### [Goal]
Make an exact copy of the records, with the images left out.

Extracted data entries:
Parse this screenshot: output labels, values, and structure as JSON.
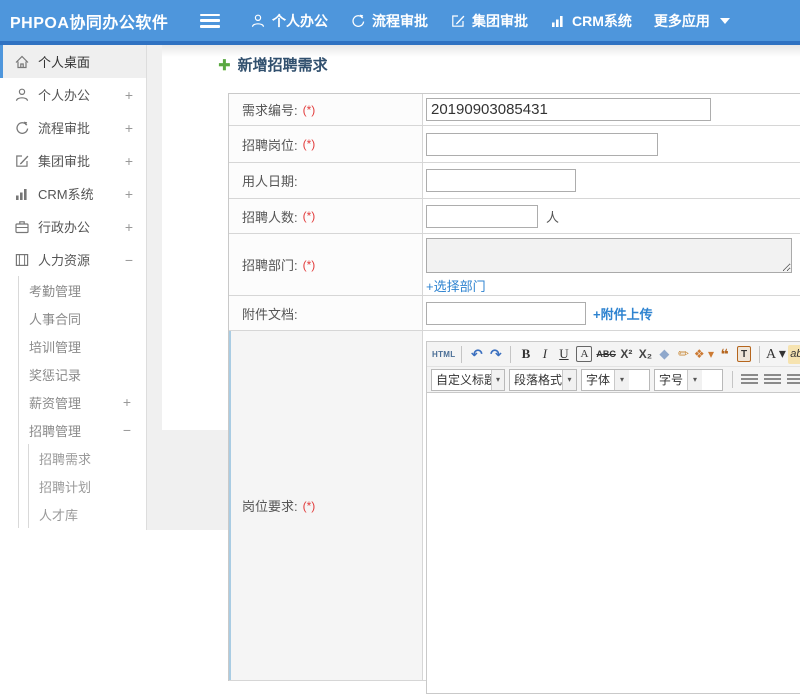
{
  "topbar": {
    "logo": "PHPOA协同办公软件",
    "nav": [
      {
        "label": "个人办公",
        "icon": "user-icon"
      },
      {
        "label": "流程审批",
        "icon": "process-icon"
      },
      {
        "label": "集团审批",
        "icon": "edit-icon"
      },
      {
        "label": "CRM系统",
        "icon": "chart-icon"
      },
      {
        "label": "更多应用",
        "icon": "caret-down-icon"
      }
    ]
  },
  "sidebar": {
    "l1": [
      {
        "label": "个人桌面",
        "exp": ""
      },
      {
        "label": "个人办公",
        "exp": "+"
      },
      {
        "label": "流程审批",
        "exp": "+"
      },
      {
        "label": "集团审批",
        "exp": "+"
      },
      {
        "label": "CRM系统",
        "exp": "+"
      },
      {
        "label": "行政办公",
        "exp": "+"
      },
      {
        "label": "人力资源",
        "exp": "−"
      }
    ],
    "l2": [
      {
        "label": "考勤管理",
        "exp": ""
      },
      {
        "label": "人事合同",
        "exp": ""
      },
      {
        "label": "培训管理",
        "exp": ""
      },
      {
        "label": "奖惩记录",
        "exp": ""
      },
      {
        "label": "薪资管理",
        "exp": "+"
      },
      {
        "label": "招聘管理",
        "exp": "−"
      }
    ],
    "l3": [
      {
        "label": "招聘需求"
      },
      {
        "label": "招聘计划"
      },
      {
        "label": "人才库"
      }
    ]
  },
  "main": {
    "title": "新增招聘需求",
    "title_icon": "plus-icon",
    "form": {
      "rows": [
        {
          "label": "需求编号:",
          "req": "(*)"
        },
        {
          "label": "招聘岗位:",
          "req": "(*)"
        },
        {
          "label": "用人日期:",
          "req": ""
        },
        {
          "label": "招聘人数:",
          "req": "(*)",
          "suffix": "人"
        },
        {
          "label": "招聘部门:",
          "req": "(*)",
          "link": "+选择部门"
        },
        {
          "label": "附件文档:",
          "req": "",
          "link": "+附件上传"
        },
        {
          "label": "岗位要求:",
          "req": "(*)"
        }
      ],
      "demand_no_value": "20190903085431"
    },
    "editor": {
      "toolbar1": [
        "HTML",
        "↶",
        "↷",
        "B",
        "I",
        "U",
        "A",
        "ABC",
        "X²",
        "X₂",
        "◆",
        "✏",
        "❖ ▾",
        "❝",
        "T",
        "A ▾",
        "ab"
      ],
      "toolbar2": [
        "自定义标题",
        "段落格式",
        "字体",
        "字号"
      ],
      "align_icons": [
        "align-left-icon",
        "align-center-icon",
        "align-right-icon",
        "align-justify-icon"
      ]
    }
  },
  "colors": {
    "topbar_blue": "#4e96dc",
    "topbar_dark_strip": "#2f72c2",
    "sidebar_active_border": "#4e96dc",
    "link_blue": "#2e83d0",
    "required_red": "#e23c3c",
    "title_text": "#31506e"
  }
}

### [Answer to this problem]
Parse this screenshot: output labels, values, and structure as JSON.
{
  "topbar": {
    "logo": "PHPOA协同办公软件",
    "nav": [
      {
        "label": "个人办公",
        "icon": "user-icon"
      },
      {
        "label": "流程审批",
        "icon": "process-icon"
      },
      {
        "label": "集团审批",
        "icon": "edit-icon"
      },
      {
        "label": "CRM系统",
        "icon": "chart-icon"
      },
      {
        "label": "更多应用",
        "icon": "caret-down-icon"
      }
    ]
  },
  "sidebar": {
    "l1": [
      {
        "label": "个人桌面",
        "exp": ""
      },
      {
        "label": "个人办公",
        "exp": "+"
      },
      {
        "label": "流程审批",
        "exp": "+"
      },
      {
        "label": "集团审批",
        "exp": "+"
      },
      {
        "label": "CRM系统",
        "exp": "+"
      },
      {
        "label": "行政办公",
        "exp": "+"
      },
      {
        "label": "人力资源",
        "exp": "−"
      }
    ],
    "l2": [
      {
        "label": "考勤管理",
        "exp": ""
      },
      {
        "label": "人事合同",
        "exp": ""
      },
      {
        "label": "培训管理",
        "exp": ""
      },
      {
        "label": "奖惩记录",
        "exp": ""
      },
      {
        "label": "薪资管理",
        "exp": "+"
      },
      {
        "label": "招聘管理",
        "exp": "−"
      }
    ],
    "l3": [
      {
        "label": "招聘需求"
      },
      {
        "label": "招聘计划"
      },
      {
        "label": "人才库"
      }
    ]
  },
  "main": {
    "title": "新增招聘需求",
    "title_icon": "plus-icon",
    "form": {
      "rows": [
        {
          "label": "需求编号:",
          "req": "(*)"
        },
        {
          "label": "招聘岗位:",
          "req": "(*)"
        },
        {
          "label": "用人日期:",
          "req": ""
        },
        {
          "label": "招聘人数:",
          "req": "(*)",
          "suffix": "人"
        },
        {
          "label": "招聘部门:",
          "req": "(*)",
          "link": "+选择部门"
        },
        {
          "label": "附件文档:",
          "req": "",
          "link": "+附件上传"
        },
        {
          "label": "岗位要求:",
          "req": "(*)"
        }
      ],
      "demand_no_value": "20190903085431"
    },
    "editor": {
      "toolbar1": [
        "HTML",
        "↶",
        "↷",
        "B",
        "I",
        "U",
        "A",
        "ABC",
        "X²",
        "X₂",
        "◆",
        "✏",
        "❖ ▾",
        "❝",
        "T",
        "A ▾",
        "ab"
      ],
      "toolbar2": [
        "自定义标题",
        "段落格式",
        "字体",
        "字号"
      ],
      "align_icons": [
        "align-left-icon",
        "align-center-icon",
        "align-right-icon",
        "align-justify-icon"
      ]
    }
  },
  "colors": {
    "topbar_blue": "#4e96dc",
    "topbar_dark_strip": "#2f72c2",
    "sidebar_active_border": "#4e96dc",
    "link_blue": "#2e83d0",
    "required_red": "#e23c3c",
    "title_text": "#31506e"
  }
}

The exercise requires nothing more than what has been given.